* **Task prompt**
Output each line exactly as it appears, skipping any embedded picture.

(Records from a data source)
==============================

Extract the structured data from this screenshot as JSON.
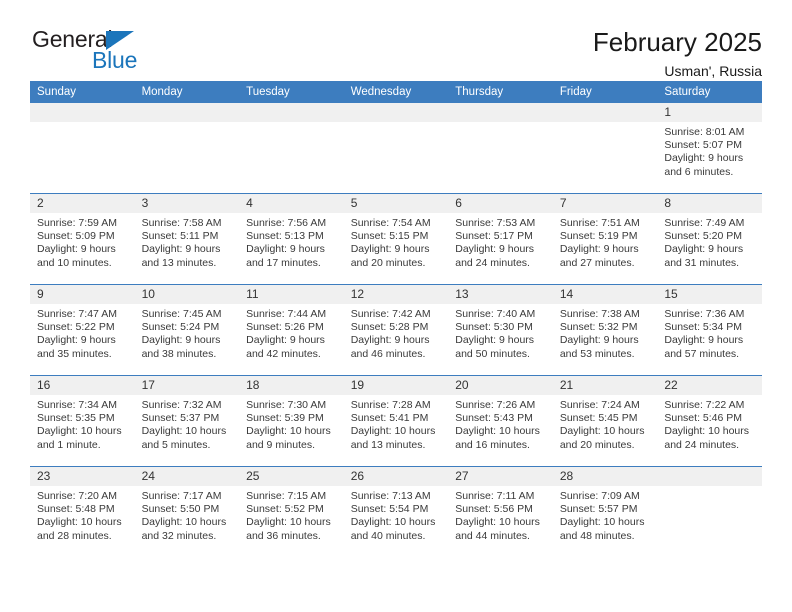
{
  "brand": {
    "name_part1": "General",
    "name_part2": "Blue",
    "accent_color": "#1b75bb"
  },
  "header": {
    "title": "February 2025",
    "subtitle": "Usman', Russia"
  },
  "calendar": {
    "header_color": "#3d7dbf",
    "weekdays": [
      "Sunday",
      "Monday",
      "Tuesday",
      "Wednesday",
      "Thursday",
      "Friday",
      "Saturday"
    ],
    "weeks": [
      [
        {
          "day": "",
          "empty": true
        },
        {
          "day": "",
          "empty": true
        },
        {
          "day": "",
          "empty": true
        },
        {
          "day": "",
          "empty": true
        },
        {
          "day": "",
          "empty": true
        },
        {
          "day": "",
          "empty": true
        },
        {
          "day": "1",
          "sunrise": "Sunrise: 8:01 AM",
          "sunset": "Sunset: 5:07 PM",
          "daylight1": "Daylight: 9 hours",
          "daylight2": "and 6 minutes."
        }
      ],
      [
        {
          "day": "2",
          "sunrise": "Sunrise: 7:59 AM",
          "sunset": "Sunset: 5:09 PM",
          "daylight1": "Daylight: 9 hours",
          "daylight2": "and 10 minutes."
        },
        {
          "day": "3",
          "sunrise": "Sunrise: 7:58 AM",
          "sunset": "Sunset: 5:11 PM",
          "daylight1": "Daylight: 9 hours",
          "daylight2": "and 13 minutes."
        },
        {
          "day": "4",
          "sunrise": "Sunrise: 7:56 AM",
          "sunset": "Sunset: 5:13 PM",
          "daylight1": "Daylight: 9 hours",
          "daylight2": "and 17 minutes."
        },
        {
          "day": "5",
          "sunrise": "Sunrise: 7:54 AM",
          "sunset": "Sunset: 5:15 PM",
          "daylight1": "Daylight: 9 hours",
          "daylight2": "and 20 minutes."
        },
        {
          "day": "6",
          "sunrise": "Sunrise: 7:53 AM",
          "sunset": "Sunset: 5:17 PM",
          "daylight1": "Daylight: 9 hours",
          "daylight2": "and 24 minutes."
        },
        {
          "day": "7",
          "sunrise": "Sunrise: 7:51 AM",
          "sunset": "Sunset: 5:19 PM",
          "daylight1": "Daylight: 9 hours",
          "daylight2": "and 27 minutes."
        },
        {
          "day": "8",
          "sunrise": "Sunrise: 7:49 AM",
          "sunset": "Sunset: 5:20 PM",
          "daylight1": "Daylight: 9 hours",
          "daylight2": "and 31 minutes."
        }
      ],
      [
        {
          "day": "9",
          "sunrise": "Sunrise: 7:47 AM",
          "sunset": "Sunset: 5:22 PM",
          "daylight1": "Daylight: 9 hours",
          "daylight2": "and 35 minutes."
        },
        {
          "day": "10",
          "sunrise": "Sunrise: 7:45 AM",
          "sunset": "Sunset: 5:24 PM",
          "daylight1": "Daylight: 9 hours",
          "daylight2": "and 38 minutes."
        },
        {
          "day": "11",
          "sunrise": "Sunrise: 7:44 AM",
          "sunset": "Sunset: 5:26 PM",
          "daylight1": "Daylight: 9 hours",
          "daylight2": "and 42 minutes."
        },
        {
          "day": "12",
          "sunrise": "Sunrise: 7:42 AM",
          "sunset": "Sunset: 5:28 PM",
          "daylight1": "Daylight: 9 hours",
          "daylight2": "and 46 minutes."
        },
        {
          "day": "13",
          "sunrise": "Sunrise: 7:40 AM",
          "sunset": "Sunset: 5:30 PM",
          "daylight1": "Daylight: 9 hours",
          "daylight2": "and 50 minutes."
        },
        {
          "day": "14",
          "sunrise": "Sunrise: 7:38 AM",
          "sunset": "Sunset: 5:32 PM",
          "daylight1": "Daylight: 9 hours",
          "daylight2": "and 53 minutes."
        },
        {
          "day": "15",
          "sunrise": "Sunrise: 7:36 AM",
          "sunset": "Sunset: 5:34 PM",
          "daylight1": "Daylight: 9 hours",
          "daylight2": "and 57 minutes."
        }
      ],
      [
        {
          "day": "16",
          "sunrise": "Sunrise: 7:34 AM",
          "sunset": "Sunset: 5:35 PM",
          "daylight1": "Daylight: 10 hours",
          "daylight2": "and 1 minute."
        },
        {
          "day": "17",
          "sunrise": "Sunrise: 7:32 AM",
          "sunset": "Sunset: 5:37 PM",
          "daylight1": "Daylight: 10 hours",
          "daylight2": "and 5 minutes."
        },
        {
          "day": "18",
          "sunrise": "Sunrise: 7:30 AM",
          "sunset": "Sunset: 5:39 PM",
          "daylight1": "Daylight: 10 hours",
          "daylight2": "and 9 minutes."
        },
        {
          "day": "19",
          "sunrise": "Sunrise: 7:28 AM",
          "sunset": "Sunset: 5:41 PM",
          "daylight1": "Daylight: 10 hours",
          "daylight2": "and 13 minutes."
        },
        {
          "day": "20",
          "sunrise": "Sunrise: 7:26 AM",
          "sunset": "Sunset: 5:43 PM",
          "daylight1": "Daylight: 10 hours",
          "daylight2": "and 16 minutes."
        },
        {
          "day": "21",
          "sunrise": "Sunrise: 7:24 AM",
          "sunset": "Sunset: 5:45 PM",
          "daylight1": "Daylight: 10 hours",
          "daylight2": "and 20 minutes."
        },
        {
          "day": "22",
          "sunrise": "Sunrise: 7:22 AM",
          "sunset": "Sunset: 5:46 PM",
          "daylight1": "Daylight: 10 hours",
          "daylight2": "and 24 minutes."
        }
      ],
      [
        {
          "day": "23",
          "sunrise": "Sunrise: 7:20 AM",
          "sunset": "Sunset: 5:48 PM",
          "daylight1": "Daylight: 10 hours",
          "daylight2": "and 28 minutes."
        },
        {
          "day": "24",
          "sunrise": "Sunrise: 7:17 AM",
          "sunset": "Sunset: 5:50 PM",
          "daylight1": "Daylight: 10 hours",
          "daylight2": "and 32 minutes."
        },
        {
          "day": "25",
          "sunrise": "Sunrise: 7:15 AM",
          "sunset": "Sunset: 5:52 PM",
          "daylight1": "Daylight: 10 hours",
          "daylight2": "and 36 minutes."
        },
        {
          "day": "26",
          "sunrise": "Sunrise: 7:13 AM",
          "sunset": "Sunset: 5:54 PM",
          "daylight1": "Daylight: 10 hours",
          "daylight2": "and 40 minutes."
        },
        {
          "day": "27",
          "sunrise": "Sunrise: 7:11 AM",
          "sunset": "Sunset: 5:56 PM",
          "daylight1": "Daylight: 10 hours",
          "daylight2": "and 44 minutes."
        },
        {
          "day": "28",
          "sunrise": "Sunrise: 7:09 AM",
          "sunset": "Sunset: 5:57 PM",
          "daylight1": "Daylight: 10 hours",
          "daylight2": "and 48 minutes."
        },
        {
          "day": "",
          "empty": true
        }
      ]
    ]
  }
}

==============================

* **Result below**
Extract the structured data from this screenshot as JSON.
{
  "brand": {
    "name_part1": "General",
    "name_part2": "Blue",
    "accent_color": "#1b75bb"
  },
  "header": {
    "title": "February 2025",
    "subtitle": "Usman', Russia"
  },
  "calendar": {
    "header_color": "#3d7dbf",
    "weekdays": [
      "Sunday",
      "Monday",
      "Tuesday",
      "Wednesday",
      "Thursday",
      "Friday",
      "Saturday"
    ],
    "weeks": [
      [
        {
          "day": "",
          "empty": true
        },
        {
          "day": "",
          "empty": true
        },
        {
          "day": "",
          "empty": true
        },
        {
          "day": "",
          "empty": true
        },
        {
          "day": "",
          "empty": true
        },
        {
          "day": "",
          "empty": true
        },
        {
          "day": "1",
          "sunrise": "Sunrise: 8:01 AM",
          "sunset": "Sunset: 5:07 PM",
          "daylight1": "Daylight: 9 hours",
          "daylight2": "and 6 minutes."
        }
      ],
      [
        {
          "day": "2",
          "sunrise": "Sunrise: 7:59 AM",
          "sunset": "Sunset: 5:09 PM",
          "daylight1": "Daylight: 9 hours",
          "daylight2": "and 10 minutes."
        },
        {
          "day": "3",
          "sunrise": "Sunrise: 7:58 AM",
          "sunset": "Sunset: 5:11 PM",
          "daylight1": "Daylight: 9 hours",
          "daylight2": "and 13 minutes."
        },
        {
          "day": "4",
          "sunrise": "Sunrise: 7:56 AM",
          "sunset": "Sunset: 5:13 PM",
          "daylight1": "Daylight: 9 hours",
          "daylight2": "and 17 minutes."
        },
        {
          "day": "5",
          "sunrise": "Sunrise: 7:54 AM",
          "sunset": "Sunset: 5:15 PM",
          "daylight1": "Daylight: 9 hours",
          "daylight2": "and 20 minutes."
        },
        {
          "day": "6",
          "sunrise": "Sunrise: 7:53 AM",
          "sunset": "Sunset: 5:17 PM",
          "daylight1": "Daylight: 9 hours",
          "daylight2": "and 24 minutes."
        },
        {
          "day": "7",
          "sunrise": "Sunrise: 7:51 AM",
          "sunset": "Sunset: 5:19 PM",
          "daylight1": "Daylight: 9 hours",
          "daylight2": "and 27 minutes."
        },
        {
          "day": "8",
          "sunrise": "Sunrise: 7:49 AM",
          "sunset": "Sunset: 5:20 PM",
          "daylight1": "Daylight: 9 hours",
          "daylight2": "and 31 minutes."
        }
      ],
      [
        {
          "day": "9",
          "sunrise": "Sunrise: 7:47 AM",
          "sunset": "Sunset: 5:22 PM",
          "daylight1": "Daylight: 9 hours",
          "daylight2": "and 35 minutes."
        },
        {
          "day": "10",
          "sunrise": "Sunrise: 7:45 AM",
          "sunset": "Sunset: 5:24 PM",
          "daylight1": "Daylight: 9 hours",
          "daylight2": "and 38 minutes."
        },
        {
          "day": "11",
          "sunrise": "Sunrise: 7:44 AM",
          "sunset": "Sunset: 5:26 PM",
          "daylight1": "Daylight: 9 hours",
          "daylight2": "and 42 minutes."
        },
        {
          "day": "12",
          "sunrise": "Sunrise: 7:42 AM",
          "sunset": "Sunset: 5:28 PM",
          "daylight1": "Daylight: 9 hours",
          "daylight2": "and 46 minutes."
        },
        {
          "day": "13",
          "sunrise": "Sunrise: 7:40 AM",
          "sunset": "Sunset: 5:30 PM",
          "daylight1": "Daylight: 9 hours",
          "daylight2": "and 50 minutes."
        },
        {
          "day": "14",
          "sunrise": "Sunrise: 7:38 AM",
          "sunset": "Sunset: 5:32 PM",
          "daylight1": "Daylight: 9 hours",
          "daylight2": "and 53 minutes."
        },
        {
          "day": "15",
          "sunrise": "Sunrise: 7:36 AM",
          "sunset": "Sunset: 5:34 PM",
          "daylight1": "Daylight: 9 hours",
          "daylight2": "and 57 minutes."
        }
      ],
      [
        {
          "day": "16",
          "sunrise": "Sunrise: 7:34 AM",
          "sunset": "Sunset: 5:35 PM",
          "daylight1": "Daylight: 10 hours",
          "daylight2": "and 1 minute."
        },
        {
          "day": "17",
          "sunrise": "Sunrise: 7:32 AM",
          "sunset": "Sunset: 5:37 PM",
          "daylight1": "Daylight: 10 hours",
          "daylight2": "and 5 minutes."
        },
        {
          "day": "18",
          "sunrise": "Sunrise: 7:30 AM",
          "sunset": "Sunset: 5:39 PM",
          "daylight1": "Daylight: 10 hours",
          "daylight2": "and 9 minutes."
        },
        {
          "day": "19",
          "sunrise": "Sunrise: 7:28 AM",
          "sunset": "Sunset: 5:41 PM",
          "daylight1": "Daylight: 10 hours",
          "daylight2": "and 13 minutes."
        },
        {
          "day": "20",
          "sunrise": "Sunrise: 7:26 AM",
          "sunset": "Sunset: 5:43 PM",
          "daylight1": "Daylight: 10 hours",
          "daylight2": "and 16 minutes."
        },
        {
          "day": "21",
          "sunrise": "Sunrise: 7:24 AM",
          "sunset": "Sunset: 5:45 PM",
          "daylight1": "Daylight: 10 hours",
          "daylight2": "and 20 minutes."
        },
        {
          "day": "22",
          "sunrise": "Sunrise: 7:22 AM",
          "sunset": "Sunset: 5:46 PM",
          "daylight1": "Daylight: 10 hours",
          "daylight2": "and 24 minutes."
        }
      ],
      [
        {
          "day": "23",
          "sunrise": "Sunrise: 7:20 AM",
          "sunset": "Sunset: 5:48 PM",
          "daylight1": "Daylight: 10 hours",
          "daylight2": "and 28 minutes."
        },
        {
          "day": "24",
          "sunrise": "Sunrise: 7:17 AM",
          "sunset": "Sunset: 5:50 PM",
          "daylight1": "Daylight: 10 hours",
          "daylight2": "and 32 minutes."
        },
        {
          "day": "25",
          "sunrise": "Sunrise: 7:15 AM",
          "sunset": "Sunset: 5:52 PM",
          "daylight1": "Daylight: 10 hours",
          "daylight2": "and 36 minutes."
        },
        {
          "day": "26",
          "sunrise": "Sunrise: 7:13 AM",
          "sunset": "Sunset: 5:54 PM",
          "daylight1": "Daylight: 10 hours",
          "daylight2": "and 40 minutes."
        },
        {
          "day": "27",
          "sunrise": "Sunrise: 7:11 AM",
          "sunset": "Sunset: 5:56 PM",
          "daylight1": "Daylight: 10 hours",
          "daylight2": "and 44 minutes."
        },
        {
          "day": "28",
          "sunrise": "Sunrise: 7:09 AM",
          "sunset": "Sunset: 5:57 PM",
          "daylight1": "Daylight: 10 hours",
          "daylight2": "and 48 minutes."
        },
        {
          "day": "",
          "empty": true
        }
      ]
    ]
  }
}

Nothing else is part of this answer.